* Available data *

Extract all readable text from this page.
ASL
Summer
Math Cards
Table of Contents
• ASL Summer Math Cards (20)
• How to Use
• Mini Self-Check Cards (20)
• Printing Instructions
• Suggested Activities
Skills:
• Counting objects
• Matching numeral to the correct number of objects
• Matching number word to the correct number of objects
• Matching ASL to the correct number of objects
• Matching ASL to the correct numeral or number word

* What to produce *
Every line of the data above should be reproduced word for word.

* Solved problem *
Extract all readable text from this page.
ASL
Summer
Math Cards
Table of Contents
• ASL Summer Math Cards (20)
• How to Use
• Mini Self-Check Cards (20)
• Printing Instructions
• Suggested Activities
Skills:
• Counting objects
• Matching numeral to the correct number of objects
• Matching number word to the correct number of objects
• Matching ASL to the correct number of objects
• Matching ASL to the correct numeral or number word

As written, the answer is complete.